-- BEGIN Data section --

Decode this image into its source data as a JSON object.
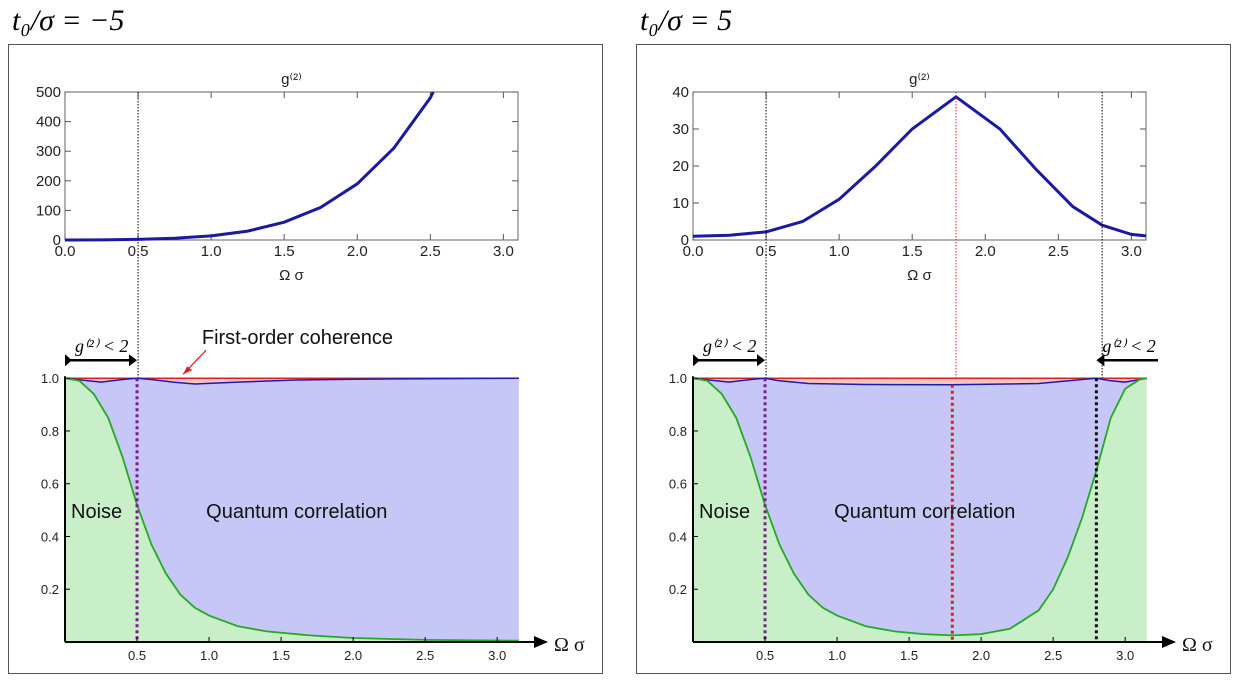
{
  "panels": [
    {
      "title": "t₀/σ = −5",
      "g2": {
        "title": "g⁽²⁾",
        "xlabel": "Ω σ",
        "xlim": [
          0,
          3.1
        ],
        "ylim": [
          0,
          500
        ],
        "xticks": [
          "0.0",
          "0.5",
          "1.0",
          "1.5",
          "2.0",
          "2.5",
          "3.0"
        ],
        "yticks": [
          "0",
          "100",
          "200",
          "300",
          "400",
          "500"
        ],
        "curve_color": "#1a1aa0",
        "x": [
          0,
          0.25,
          0.5,
          0.75,
          1.0,
          1.25,
          1.5,
          1.75,
          2.0,
          2.25,
          2.5,
          2.52
        ],
        "y": [
          0,
          0.5,
          2,
          6,
          14,
          30,
          60,
          110,
          190,
          310,
          480,
          500
        ],
        "vlines": [
          {
            "x": 0.5,
            "color": "#000000"
          }
        ]
      },
      "main": {
        "axis_label": "Ω σ",
        "xlim": [
          0,
          3.2
        ],
        "ylim": [
          0,
          1.05
        ],
        "xticks": [
          "0.5",
          "1.0",
          "1.5",
          "2.0",
          "2.5",
          "3.0"
        ],
        "yticks": [
          "0.2",
          "0.4",
          "0.6",
          "0.8",
          "1.0"
        ],
        "coherence": {
          "x": [
            0,
            3.15
          ],
          "y": [
            1.0,
            1.0
          ],
          "color": "#e02020"
        },
        "blue_curve": {
          "x": [
            0,
            0.25,
            0.4,
            0.5,
            0.6,
            0.75,
            0.9,
            1.2,
            1.6,
            2.0,
            2.5,
            3.15
          ],
          "y": [
            1.0,
            0.985,
            0.995,
            1.0,
            0.995,
            0.985,
            0.978,
            0.985,
            0.993,
            0.996,
            0.998,
            1.0
          ],
          "color": "#1a1ab0"
        },
        "green_curve": {
          "x": [
            0,
            0.1,
            0.2,
            0.3,
            0.4,
            0.5,
            0.6,
            0.7,
            0.8,
            0.9,
            1.0,
            1.2,
            1.4,
            1.7,
            2.0,
            2.5,
            3.15
          ],
          "y": [
            1.0,
            0.99,
            0.94,
            0.85,
            0.7,
            0.52,
            0.37,
            0.26,
            0.18,
            0.13,
            0.1,
            0.06,
            0.04,
            0.025,
            0.015,
            0.008,
            0.005
          ],
          "color": "#22aa22"
        },
        "fills": {
          "quantum": "#c7c7f7",
          "noise": "#c9efc9",
          "coherence": "#f6c6c6"
        },
        "dashed_lines": [
          {
            "x": 0.5,
            "color": "#7a1f8a"
          }
        ],
        "annotations": {
          "noise": "Noise",
          "quantum": "Quantum correlation",
          "first_order": "First-order coherence",
          "g2_condition_left": "g⁽²⁾ < 2"
        }
      }
    },
    {
      "title": "t₀/σ = 5",
      "g2": {
        "title": "g⁽²⁾",
        "xlabel": "Ω σ",
        "xlim": [
          0,
          3.1
        ],
        "ylim": [
          0,
          40
        ],
        "xticks": [
          "0.0",
          "0.5",
          "1.0",
          "1.5",
          "2.0",
          "2.5",
          "3.0"
        ],
        "yticks": [
          "0",
          "10",
          "20",
          "30",
          "40"
        ],
        "curve_color": "#1a1aa0",
        "x": [
          0,
          0.25,
          0.5,
          0.75,
          1.0,
          1.25,
          1.5,
          1.8,
          2.1,
          2.35,
          2.6,
          2.8,
          3.0,
          3.1
        ],
        "y": [
          1.0,
          1.3,
          2.2,
          5,
          11,
          20,
          30,
          38.7,
          30,
          19,
          9,
          4,
          1.5,
          1.1
        ],
        "vlines": [
          {
            "x": 0.5,
            "color": "#000000"
          },
          {
            "x": 1.8,
            "color": "#e02020"
          },
          {
            "x": 2.8,
            "color": "#000000"
          }
        ]
      },
      "main": {
        "axis_label": "Ω σ",
        "xlim": [
          0,
          3.2
        ],
        "ylim": [
          0,
          1.05
        ],
        "xticks": [
          "0.5",
          "1.0",
          "1.5",
          "2.0",
          "2.5",
          "3.0"
        ],
        "yticks": [
          "0.2",
          "0.4",
          "0.6",
          "0.8",
          "1.0"
        ],
        "coherence": {
          "x": [
            0,
            3.15
          ],
          "y": [
            1.0,
            1.0
          ],
          "color": "#e02020"
        },
        "blue_curve": {
          "x": [
            0,
            0.25,
            0.4,
            0.5,
            0.6,
            0.8,
            1.2,
            1.8,
            2.4,
            2.7,
            2.8,
            2.9,
            3.0,
            3.15
          ],
          "y": [
            1.0,
            0.985,
            0.995,
            1.0,
            0.99,
            0.98,
            0.976,
            0.975,
            0.98,
            0.995,
            1.0,
            0.99,
            0.985,
            1.0
          ],
          "color": "#1a1ab0"
        },
        "green_curve": {
          "x": [
            0,
            0.1,
            0.2,
            0.3,
            0.4,
            0.5,
            0.6,
            0.7,
            0.8,
            0.9,
            1.0,
            1.2,
            1.4,
            1.6,
            1.8,
            2.0,
            2.2,
            2.4,
            2.5,
            2.6,
            2.7,
            2.8,
            2.9,
            3.0,
            3.1,
            3.15
          ],
          "y": [
            1.0,
            0.99,
            0.94,
            0.85,
            0.7,
            0.52,
            0.37,
            0.26,
            0.18,
            0.13,
            0.1,
            0.06,
            0.04,
            0.03,
            0.025,
            0.03,
            0.05,
            0.12,
            0.2,
            0.32,
            0.47,
            0.65,
            0.85,
            0.96,
            0.995,
            1.0
          ],
          "color": "#22aa22"
        },
        "fills": {
          "quantum": "#c7c7f7",
          "noise": "#c9efc9",
          "coherence": "#f6c6c6"
        },
        "dashed_lines": [
          {
            "x": 0.5,
            "color": "#7a1f8a"
          },
          {
            "x": 1.8,
            "color": "#e02020"
          },
          {
            "x": 2.8,
            "color": "#111111"
          }
        ],
        "annotations": {
          "noise": "Noise",
          "quantum": "Quantum correlation",
          "g2_condition_left": "g⁽²⁾ < 2",
          "g2_condition_right": "g⁽²⁾ < 2"
        }
      }
    }
  ]
}
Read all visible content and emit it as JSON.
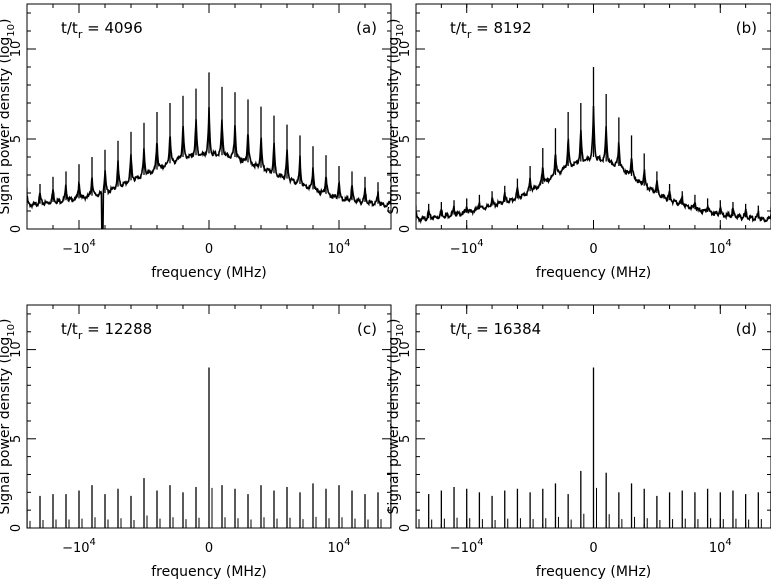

-- END Data section --

The request |
Leave every image out, and retype the material exactly.

Solution to this exercise |
Decode this image into its source data as a JSON object.
{
  "panels": [
    {
      "title": "t₀/σ = −5",
      "g2": {
        "title": "g⁽²⁾",
        "xlabel": "Ω σ",
        "xlim": [
          0,
          3.1
        ],
        "ylim": [
          0,
          500
        ],
        "xticks": [
          "0.0",
          "0.5",
          "1.0",
          "1.5",
          "2.0",
          "2.5",
          "3.0"
        ],
        "yticks": [
          "0",
          "100",
          "200",
          "300",
          "400",
          "500"
        ],
        "curve_color": "#1a1aa0",
        "x": [
          0,
          0.25,
          0.5,
          0.75,
          1.0,
          1.25,
          1.5,
          1.75,
          2.0,
          2.25,
          2.5,
          2.52
        ],
        "y": [
          0,
          0.5,
          2,
          6,
          14,
          30,
          60,
          110,
          190,
          310,
          480,
          500
        ],
        "vlines": [
          {
            "x": 0.5,
            "color": "#000000"
          }
        ]
      },
      "main": {
        "axis_label": "Ω σ",
        "xlim": [
          0,
          3.2
        ],
        "ylim": [
          0,
          1.05
        ],
        "xticks": [
          "0.5",
          "1.0",
          "1.5",
          "2.0",
          "2.5",
          "3.0"
        ],
        "yticks": [
          "0.2",
          "0.4",
          "0.6",
          "0.8",
          "1.0"
        ],
        "coherence": {
          "x": [
            0,
            3.15
          ],
          "y": [
            1.0,
            1.0
          ],
          "color": "#e02020"
        },
        "blue_curve": {
          "x": [
            0,
            0.25,
            0.4,
            0.5,
            0.6,
            0.75,
            0.9,
            1.2,
            1.6,
            2.0,
            2.5,
            3.15
          ],
          "y": [
            1.0,
            0.985,
            0.995,
            1.0,
            0.995,
            0.985,
            0.978,
            0.985,
            0.993,
            0.996,
            0.998,
            1.0
          ],
          "color": "#1a1ab0"
        },
        "green_curve": {
          "x": [
            0,
            0.1,
            0.2,
            0.3,
            0.4,
            0.5,
            0.6,
            0.7,
            0.8,
            0.9,
            1.0,
            1.2,
            1.4,
            1.7,
            2.0,
            2.5,
            3.15
          ],
          "y": [
            1.0,
            0.99,
            0.94,
            0.85,
            0.7,
            0.52,
            0.37,
            0.26,
            0.18,
            0.13,
            0.1,
            0.06,
            0.04,
            0.025,
            0.015,
            0.008,
            0.005
          ],
          "color": "#22aa22"
        },
        "fills": {
          "quantum": "#c7c7f7",
          "noise": "#c9efc9",
          "coherence": "#f6c6c6"
        },
        "dashed_lines": [
          {
            "x": 0.5,
            "color": "#7a1f8a"
          }
        ],
        "annotations": {
          "noise": "Noise",
          "quantum": "Quantum correlation",
          "first_order": "First-order coherence",
          "g2_condition_left": "g⁽²⁾ < 2"
        }
      }
    },
    {
      "title": "t₀/σ = 5",
      "g2": {
        "title": "g⁽²⁾",
        "xlabel": "Ω σ",
        "xlim": [
          0,
          3.1
        ],
        "ylim": [
          0,
          40
        ],
        "xticks": [
          "0.0",
          "0.5",
          "1.0",
          "1.5",
          "2.0",
          "2.5",
          "3.0"
        ],
        "yticks": [
          "0",
          "10",
          "20",
          "30",
          "40"
        ],
        "curve_color": "#1a1aa0",
        "x": [
          0,
          0.25,
          0.5,
          0.75,
          1.0,
          1.25,
          1.5,
          1.8,
          2.1,
          2.35,
          2.6,
          2.8,
          3.0,
          3.1
        ],
        "y": [
          1.0,
          1.3,
          2.2,
          5,
          11,
          20,
          30,
          38.7,
          30,
          19,
          9,
          4,
          1.5,
          1.1
        ],
        "vlines": [
          {
            "x": 0.5,
            "color": "#000000"
          },
          {
            "x": 1.8,
            "color": "#e02020"
          },
          {
            "x": 2.8,
            "color": "#000000"
          }
        ]
      },
      "main": {
        "axis_label": "Ω σ",
        "xlim": [
          0,
          3.2
        ],
        "ylim": [
          0,
          1.05
        ],
        "xticks": [
          "0.5",
          "1.0",
          "1.5",
          "2.0",
          "2.5",
          "3.0"
        ],
        "yticks": [
          "0.2",
          "0.4",
          "0.6",
          "0.8",
          "1.0"
        ],
        "coherence": {
          "x": [
            0,
            3.15
          ],
          "y": [
            1.0,
            1.0
          ],
          "color": "#e02020"
        },
        "blue_curve": {
          "x": [
            0,
            0.25,
            0.4,
            0.5,
            0.6,
            0.8,
            1.2,
            1.8,
            2.4,
            2.7,
            2.8,
            2.9,
            3.0,
            3.15
          ],
          "y": [
            1.0,
            0.985,
            0.995,
            1.0,
            0.99,
            0.98,
            0.976,
            0.975,
            0.98,
            0.995,
            1.0,
            0.99,
            0.985,
            1.0
          ],
          "color": "#1a1ab0"
        },
        "green_curve": {
          "x": [
            0,
            0.1,
            0.2,
            0.3,
            0.4,
            0.5,
            0.6,
            0.7,
            0.8,
            0.9,
            1.0,
            1.2,
            1.4,
            1.6,
            1.8,
            2.0,
            2.2,
            2.4,
            2.5,
            2.6,
            2.7,
            2.8,
            2.9,
            3.0,
            3.1,
            3.15
          ],
          "y": [
            1.0,
            0.99,
            0.94,
            0.85,
            0.7,
            0.52,
            0.37,
            0.26,
            0.18,
            0.13,
            0.1,
            0.06,
            0.04,
            0.03,
            0.025,
            0.03,
            0.05,
            0.12,
            0.2,
            0.32,
            0.47,
            0.65,
            0.85,
            0.96,
            0.995,
            1.0
          ],
          "color": "#22aa22"
        },
        "fills": {
          "quantum": "#c7c7f7",
          "noise": "#c9efc9",
          "coherence": "#f6c6c6"
        },
        "dashed_lines": [
          {
            "x": 0.5,
            "color": "#7a1f8a"
          },
          {
            "x": 1.8,
            "color": "#e02020"
          },
          {
            "x": 2.8,
            "color": "#111111"
          }
        ],
        "annotations": {
          "noise": "Noise",
          "quantum": "Quantum correlation",
          "g2_condition_left": "g⁽²⁾ < 2",
          "g2_condition_right": "g⁽²⁾ < 2"
        }
      }
    }
  ]
}
Read all visible content and emit it as JSON.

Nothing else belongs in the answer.